> [Request] Find every line of the listing below where "chevron" appears, and copy it.

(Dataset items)
>> Start

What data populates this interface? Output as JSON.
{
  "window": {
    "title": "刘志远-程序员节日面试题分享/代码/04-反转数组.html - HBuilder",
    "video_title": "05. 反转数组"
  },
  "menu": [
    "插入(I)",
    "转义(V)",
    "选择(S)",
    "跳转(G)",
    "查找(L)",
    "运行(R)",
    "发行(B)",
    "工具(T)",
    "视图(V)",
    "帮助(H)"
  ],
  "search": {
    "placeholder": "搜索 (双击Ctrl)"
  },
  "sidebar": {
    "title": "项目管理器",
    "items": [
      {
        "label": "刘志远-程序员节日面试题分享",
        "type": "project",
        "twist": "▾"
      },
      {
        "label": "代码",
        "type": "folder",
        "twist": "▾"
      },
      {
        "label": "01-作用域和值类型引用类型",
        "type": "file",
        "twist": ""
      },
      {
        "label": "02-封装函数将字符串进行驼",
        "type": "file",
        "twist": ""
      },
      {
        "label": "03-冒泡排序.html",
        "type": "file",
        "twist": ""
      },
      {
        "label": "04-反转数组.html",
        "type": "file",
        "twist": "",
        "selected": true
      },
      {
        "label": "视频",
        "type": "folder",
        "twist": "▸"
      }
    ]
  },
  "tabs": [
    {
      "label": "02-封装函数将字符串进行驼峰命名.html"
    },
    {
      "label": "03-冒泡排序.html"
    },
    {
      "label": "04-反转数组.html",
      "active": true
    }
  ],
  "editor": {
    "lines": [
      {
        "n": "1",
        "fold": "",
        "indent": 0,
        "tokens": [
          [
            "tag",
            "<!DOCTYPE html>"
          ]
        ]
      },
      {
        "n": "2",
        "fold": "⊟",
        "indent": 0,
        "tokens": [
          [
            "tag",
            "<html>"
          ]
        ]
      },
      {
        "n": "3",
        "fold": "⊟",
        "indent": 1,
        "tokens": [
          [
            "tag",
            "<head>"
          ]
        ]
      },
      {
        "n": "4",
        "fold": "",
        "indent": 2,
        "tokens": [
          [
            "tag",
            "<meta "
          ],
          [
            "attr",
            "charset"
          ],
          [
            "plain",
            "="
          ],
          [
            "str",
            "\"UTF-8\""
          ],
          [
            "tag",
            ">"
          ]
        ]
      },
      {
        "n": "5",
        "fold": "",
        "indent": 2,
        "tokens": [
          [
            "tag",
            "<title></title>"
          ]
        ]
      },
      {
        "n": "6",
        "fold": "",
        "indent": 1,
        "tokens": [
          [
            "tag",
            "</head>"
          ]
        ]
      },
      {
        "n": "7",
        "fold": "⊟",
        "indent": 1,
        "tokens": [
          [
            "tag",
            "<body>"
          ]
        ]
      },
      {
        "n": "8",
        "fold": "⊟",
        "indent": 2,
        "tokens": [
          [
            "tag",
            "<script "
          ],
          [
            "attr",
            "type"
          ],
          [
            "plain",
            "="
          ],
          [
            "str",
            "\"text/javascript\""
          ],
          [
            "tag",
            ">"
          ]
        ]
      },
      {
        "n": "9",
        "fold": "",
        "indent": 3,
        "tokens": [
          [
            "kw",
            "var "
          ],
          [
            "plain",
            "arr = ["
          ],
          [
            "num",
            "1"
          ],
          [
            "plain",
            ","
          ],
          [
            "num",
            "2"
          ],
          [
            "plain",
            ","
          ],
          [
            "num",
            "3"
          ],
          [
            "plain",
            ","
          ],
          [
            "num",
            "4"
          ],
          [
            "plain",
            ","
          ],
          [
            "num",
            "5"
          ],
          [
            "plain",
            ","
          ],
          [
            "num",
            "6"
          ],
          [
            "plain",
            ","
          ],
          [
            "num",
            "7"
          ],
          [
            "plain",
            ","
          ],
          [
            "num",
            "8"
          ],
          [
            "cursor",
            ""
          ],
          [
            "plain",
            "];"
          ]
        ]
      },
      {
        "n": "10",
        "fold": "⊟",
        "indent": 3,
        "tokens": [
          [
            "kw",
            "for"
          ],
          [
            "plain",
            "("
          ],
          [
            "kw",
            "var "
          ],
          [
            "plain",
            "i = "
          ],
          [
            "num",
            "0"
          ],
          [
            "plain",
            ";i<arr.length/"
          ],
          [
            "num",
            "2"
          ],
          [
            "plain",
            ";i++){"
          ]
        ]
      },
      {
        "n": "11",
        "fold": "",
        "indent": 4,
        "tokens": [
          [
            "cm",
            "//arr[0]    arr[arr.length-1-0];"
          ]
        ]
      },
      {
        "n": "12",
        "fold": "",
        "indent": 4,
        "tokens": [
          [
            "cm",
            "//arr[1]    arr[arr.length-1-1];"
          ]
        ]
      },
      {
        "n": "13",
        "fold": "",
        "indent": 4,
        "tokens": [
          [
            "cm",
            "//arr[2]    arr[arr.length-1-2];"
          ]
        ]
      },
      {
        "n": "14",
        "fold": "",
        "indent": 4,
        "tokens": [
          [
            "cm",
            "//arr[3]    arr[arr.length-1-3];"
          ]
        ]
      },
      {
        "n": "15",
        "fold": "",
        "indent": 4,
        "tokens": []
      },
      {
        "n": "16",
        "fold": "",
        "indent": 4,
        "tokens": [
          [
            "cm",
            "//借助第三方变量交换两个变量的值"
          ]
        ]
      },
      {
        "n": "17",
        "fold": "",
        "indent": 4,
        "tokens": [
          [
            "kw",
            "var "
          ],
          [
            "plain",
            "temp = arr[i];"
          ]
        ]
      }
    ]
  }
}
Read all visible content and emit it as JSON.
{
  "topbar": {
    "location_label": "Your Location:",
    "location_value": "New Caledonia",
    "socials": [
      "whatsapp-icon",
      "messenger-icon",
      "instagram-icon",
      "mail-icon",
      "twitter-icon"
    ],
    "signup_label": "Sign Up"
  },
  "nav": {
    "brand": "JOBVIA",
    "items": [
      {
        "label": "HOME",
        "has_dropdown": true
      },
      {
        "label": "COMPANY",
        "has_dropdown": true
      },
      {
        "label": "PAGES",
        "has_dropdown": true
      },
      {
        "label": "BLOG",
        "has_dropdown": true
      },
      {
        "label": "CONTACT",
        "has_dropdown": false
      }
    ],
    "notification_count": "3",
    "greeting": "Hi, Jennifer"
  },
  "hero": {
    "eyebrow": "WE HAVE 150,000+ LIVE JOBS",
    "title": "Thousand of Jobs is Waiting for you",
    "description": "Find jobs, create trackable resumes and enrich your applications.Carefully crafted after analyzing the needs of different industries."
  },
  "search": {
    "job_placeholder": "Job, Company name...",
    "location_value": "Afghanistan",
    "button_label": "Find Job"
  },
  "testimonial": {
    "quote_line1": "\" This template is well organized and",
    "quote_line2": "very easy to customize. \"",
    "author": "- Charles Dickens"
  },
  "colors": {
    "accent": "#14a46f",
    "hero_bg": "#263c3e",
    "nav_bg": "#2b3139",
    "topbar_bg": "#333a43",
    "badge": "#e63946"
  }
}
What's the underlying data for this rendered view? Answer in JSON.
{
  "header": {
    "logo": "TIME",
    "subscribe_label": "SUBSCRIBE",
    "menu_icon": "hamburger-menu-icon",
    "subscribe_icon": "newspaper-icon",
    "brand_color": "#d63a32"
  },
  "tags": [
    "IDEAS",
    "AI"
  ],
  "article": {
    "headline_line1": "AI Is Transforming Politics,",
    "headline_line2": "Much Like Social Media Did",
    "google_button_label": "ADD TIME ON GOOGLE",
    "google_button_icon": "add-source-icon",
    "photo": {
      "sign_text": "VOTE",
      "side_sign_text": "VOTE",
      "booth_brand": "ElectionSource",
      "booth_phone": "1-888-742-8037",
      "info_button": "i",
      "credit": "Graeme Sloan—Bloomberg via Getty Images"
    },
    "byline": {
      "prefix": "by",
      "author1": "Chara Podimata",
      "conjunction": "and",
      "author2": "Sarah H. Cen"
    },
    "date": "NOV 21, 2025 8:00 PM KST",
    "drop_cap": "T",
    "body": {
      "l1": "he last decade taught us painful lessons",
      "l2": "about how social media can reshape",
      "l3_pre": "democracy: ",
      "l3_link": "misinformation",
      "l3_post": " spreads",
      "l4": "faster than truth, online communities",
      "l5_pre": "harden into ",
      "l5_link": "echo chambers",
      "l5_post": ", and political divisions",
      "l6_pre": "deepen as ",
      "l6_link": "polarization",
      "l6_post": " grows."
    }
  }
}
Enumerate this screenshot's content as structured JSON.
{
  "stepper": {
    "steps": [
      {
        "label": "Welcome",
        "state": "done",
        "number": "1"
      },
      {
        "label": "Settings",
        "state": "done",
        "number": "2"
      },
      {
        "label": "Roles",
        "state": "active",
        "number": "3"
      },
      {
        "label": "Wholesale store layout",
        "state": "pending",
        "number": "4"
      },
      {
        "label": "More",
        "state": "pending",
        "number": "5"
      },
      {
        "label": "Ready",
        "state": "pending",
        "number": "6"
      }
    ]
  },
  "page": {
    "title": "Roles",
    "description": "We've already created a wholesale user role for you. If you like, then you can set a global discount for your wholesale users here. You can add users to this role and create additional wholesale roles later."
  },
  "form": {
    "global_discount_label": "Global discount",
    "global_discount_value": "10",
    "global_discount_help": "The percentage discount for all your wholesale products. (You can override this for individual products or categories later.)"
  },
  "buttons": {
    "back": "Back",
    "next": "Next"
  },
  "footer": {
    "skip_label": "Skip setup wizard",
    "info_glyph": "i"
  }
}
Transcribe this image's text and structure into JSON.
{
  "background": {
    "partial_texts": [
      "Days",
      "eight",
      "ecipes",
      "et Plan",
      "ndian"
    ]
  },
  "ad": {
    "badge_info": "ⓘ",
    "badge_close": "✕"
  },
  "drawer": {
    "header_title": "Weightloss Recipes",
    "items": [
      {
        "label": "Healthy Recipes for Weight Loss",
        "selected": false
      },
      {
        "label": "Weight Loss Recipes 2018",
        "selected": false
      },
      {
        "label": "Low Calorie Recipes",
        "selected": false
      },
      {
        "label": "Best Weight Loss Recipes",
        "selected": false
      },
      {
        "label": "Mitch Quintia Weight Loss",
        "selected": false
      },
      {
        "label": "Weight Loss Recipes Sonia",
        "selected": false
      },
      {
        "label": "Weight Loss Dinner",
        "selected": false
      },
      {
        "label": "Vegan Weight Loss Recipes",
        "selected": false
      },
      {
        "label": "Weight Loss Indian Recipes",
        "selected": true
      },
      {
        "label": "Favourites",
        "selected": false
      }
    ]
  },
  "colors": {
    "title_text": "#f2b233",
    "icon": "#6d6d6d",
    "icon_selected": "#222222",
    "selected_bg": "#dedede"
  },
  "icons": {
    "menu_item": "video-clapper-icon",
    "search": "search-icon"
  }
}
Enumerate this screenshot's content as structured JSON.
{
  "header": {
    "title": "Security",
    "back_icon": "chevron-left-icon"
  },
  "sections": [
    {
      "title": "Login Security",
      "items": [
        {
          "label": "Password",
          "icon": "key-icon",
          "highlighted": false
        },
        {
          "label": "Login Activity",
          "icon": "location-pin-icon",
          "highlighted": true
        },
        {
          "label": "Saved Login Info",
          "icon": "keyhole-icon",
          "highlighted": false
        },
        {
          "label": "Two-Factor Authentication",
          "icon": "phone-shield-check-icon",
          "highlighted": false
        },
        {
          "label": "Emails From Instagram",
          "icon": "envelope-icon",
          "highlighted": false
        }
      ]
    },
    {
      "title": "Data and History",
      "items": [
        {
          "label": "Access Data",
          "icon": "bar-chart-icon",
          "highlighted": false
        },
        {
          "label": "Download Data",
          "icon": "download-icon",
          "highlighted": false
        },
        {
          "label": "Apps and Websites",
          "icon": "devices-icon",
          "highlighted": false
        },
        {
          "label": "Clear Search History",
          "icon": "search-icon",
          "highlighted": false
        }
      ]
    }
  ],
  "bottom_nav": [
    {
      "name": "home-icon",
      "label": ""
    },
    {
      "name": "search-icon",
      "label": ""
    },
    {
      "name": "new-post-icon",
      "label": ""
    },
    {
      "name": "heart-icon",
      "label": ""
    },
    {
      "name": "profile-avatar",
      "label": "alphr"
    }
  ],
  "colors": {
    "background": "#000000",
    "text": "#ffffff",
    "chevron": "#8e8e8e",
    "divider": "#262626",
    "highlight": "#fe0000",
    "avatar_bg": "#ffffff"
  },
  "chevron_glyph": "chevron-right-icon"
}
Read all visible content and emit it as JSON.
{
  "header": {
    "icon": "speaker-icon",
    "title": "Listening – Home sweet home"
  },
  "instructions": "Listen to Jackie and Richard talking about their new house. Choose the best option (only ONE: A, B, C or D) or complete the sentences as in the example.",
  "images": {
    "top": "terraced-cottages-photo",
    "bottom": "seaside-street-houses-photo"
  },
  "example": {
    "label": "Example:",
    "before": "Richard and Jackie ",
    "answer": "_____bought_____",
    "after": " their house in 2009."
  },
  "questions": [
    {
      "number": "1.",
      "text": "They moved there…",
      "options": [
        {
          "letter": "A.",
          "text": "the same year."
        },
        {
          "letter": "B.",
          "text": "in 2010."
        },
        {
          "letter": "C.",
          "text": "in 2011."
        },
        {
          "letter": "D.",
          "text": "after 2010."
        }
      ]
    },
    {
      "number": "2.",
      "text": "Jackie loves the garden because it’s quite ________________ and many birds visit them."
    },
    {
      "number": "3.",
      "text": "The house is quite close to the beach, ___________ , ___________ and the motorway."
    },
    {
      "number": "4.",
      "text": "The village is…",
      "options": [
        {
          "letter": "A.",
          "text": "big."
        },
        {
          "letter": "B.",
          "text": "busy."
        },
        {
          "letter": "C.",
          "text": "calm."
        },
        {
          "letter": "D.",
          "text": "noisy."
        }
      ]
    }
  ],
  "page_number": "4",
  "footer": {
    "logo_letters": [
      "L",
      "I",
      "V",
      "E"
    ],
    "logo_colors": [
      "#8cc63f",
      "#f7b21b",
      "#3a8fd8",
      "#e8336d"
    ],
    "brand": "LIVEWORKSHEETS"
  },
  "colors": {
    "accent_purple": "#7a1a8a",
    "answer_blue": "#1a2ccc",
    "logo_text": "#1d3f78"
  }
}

>> End

> [Exercise result]
    "back_icon": "chevron-left-icon"
    "chevron": "#8e8e8e",
  "chevron_glyph": "chevron-right-icon"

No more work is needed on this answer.